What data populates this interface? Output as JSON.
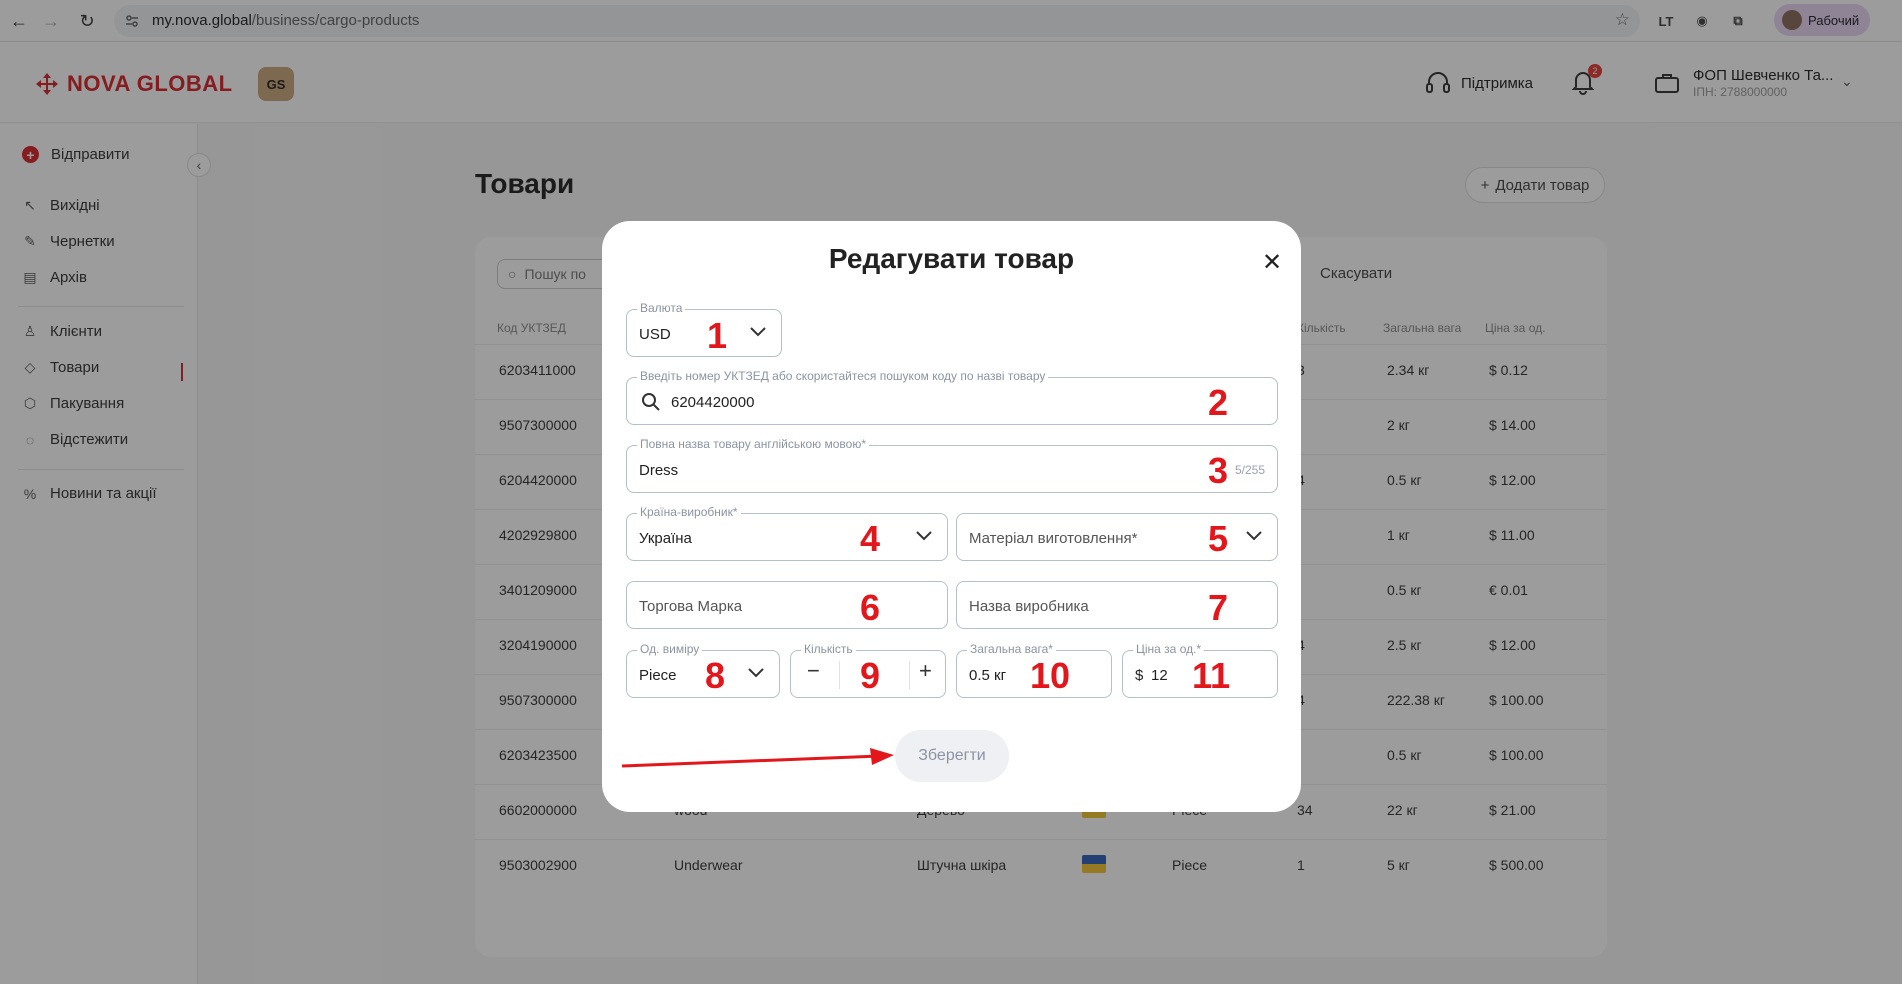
{
  "browser": {
    "url_host": "my.nova.global",
    "url_path": "/business/cargo-products",
    "profile_label": "Рабочий",
    "ext_label": "LT"
  },
  "header": {
    "logo_text": "NOVA GLOBAL",
    "gs_badge": "GS",
    "support_label": "Підтримка",
    "notif_count": "2",
    "account_name": "ФОП Шевченко Та...",
    "account_tax": "ІПН: 2788000000"
  },
  "sidebar": {
    "send": "Відправити",
    "outgoing": "Вихідні",
    "drafts": "Чернетки",
    "archive": "Архів",
    "clients": "Клієнти",
    "products": "Товари",
    "packaging": "Пакування",
    "tracking": "Відстежити",
    "news": "Новини та акції"
  },
  "page": {
    "title": "Товари",
    "add_button": "Додати товар",
    "search_placeholder": "Пошук по",
    "cancel": "Скасувати",
    "columns": {
      "code": "Код УКТЗЕД",
      "qty": "Кількість",
      "weight": "Загальна вага",
      "price": "Ціна за од."
    },
    "rows": [
      {
        "code": "6203411000",
        "name": "",
        "material": "",
        "unit": "",
        "qty": "3",
        "weight": "2.34 кг",
        "price": "$ 0.12"
      },
      {
        "code": "9507300000",
        "name": "",
        "material": "",
        "unit": "",
        "qty": "",
        "weight": "2 кг",
        "price": "$ 14.00"
      },
      {
        "code": "6204420000",
        "name": "",
        "material": "",
        "unit": "",
        "qty": "4",
        "weight": "0.5 кг",
        "price": "$ 12.00"
      },
      {
        "code": "4202929800",
        "name": "",
        "material": "",
        "unit": "",
        "qty": "",
        "weight": "1 кг",
        "price": "$ 11.00"
      },
      {
        "code": "3401209000",
        "name": "",
        "material": "",
        "unit": "",
        "qty": "",
        "weight": "0.5 кг",
        "price": "€ 0.01"
      },
      {
        "code": "3204190000",
        "name": "",
        "material": "",
        "unit": "",
        "qty": "4",
        "weight": "2.5 кг",
        "price": "$ 12.00"
      },
      {
        "code": "9507300000",
        "name": "",
        "material": "",
        "unit": "",
        "qty": "4",
        "weight": "222.38 кг",
        "price": "$ 100.00"
      },
      {
        "code": "6203423500",
        "name": "",
        "material": "",
        "unit": "",
        "qty": "",
        "weight": "0.5 кг",
        "price": "$ 100.00"
      },
      {
        "code": "6602000000",
        "name": "wood",
        "material": "Дерево",
        "unit": "Piece",
        "qty": "34",
        "weight": "22 кг",
        "price": "$ 21.00"
      },
      {
        "code": "9503002900",
        "name": "Underwear",
        "material": "Штучна шкіра",
        "unit": "Piece",
        "qty": "1",
        "weight": "5 кг",
        "price": "$ 500.00"
      }
    ]
  },
  "modal": {
    "title": "Редагувати товар",
    "currency": {
      "label": "Валюта",
      "value": "USD"
    },
    "code": {
      "label": "Введіть номер УКТЗЕД або скористайтеся пошуком коду по назві товару",
      "value": "6204420000"
    },
    "name_en": {
      "label": "Повна назва товару англійською мовою*",
      "value": "Dress",
      "counter": "5/255"
    },
    "country": {
      "label": "Країна-виробник*",
      "value": "Україна"
    },
    "material": {
      "placeholder": "Матеріал виготовлення*"
    },
    "brand": {
      "placeholder": "Торгова Марка"
    },
    "manufacturer": {
      "placeholder": "Назва виробника"
    },
    "unit": {
      "label": "Од. виміру",
      "value": "Piece"
    },
    "quantity": {
      "label": "Кількість"
    },
    "weight": {
      "label": "Загальна вага*",
      "value": "0.5 кг"
    },
    "price": {
      "label": "Ціна за од.*",
      "prefix": "$",
      "value": "12"
    },
    "save": "Зберегти"
  },
  "annotations": [
    "1",
    "2",
    "3",
    "4",
    "5",
    "6",
    "7",
    "8",
    "9",
    "10",
    "11"
  ],
  "colors": {
    "brand": "#d8232a",
    "annotation": "#e3161b"
  }
}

- TASK REQUIREMENTS: Report back each line of the entries that holds the string "weight".

- EXERCISE SOLUTION:
      "weight": "Загальна вага",
        "weight": "2.34 кг",
        "weight": "2 кг",
        "weight": "0.5 кг",
        "weight": "1 кг",
        "weight": "0.5 кг",
        "weight": "2.5 кг",
        "weight": "222.38 кг",
        "weight": "0.5 кг",
        "weight": "22 кг",
        "weight": "5 кг",
    "weight": {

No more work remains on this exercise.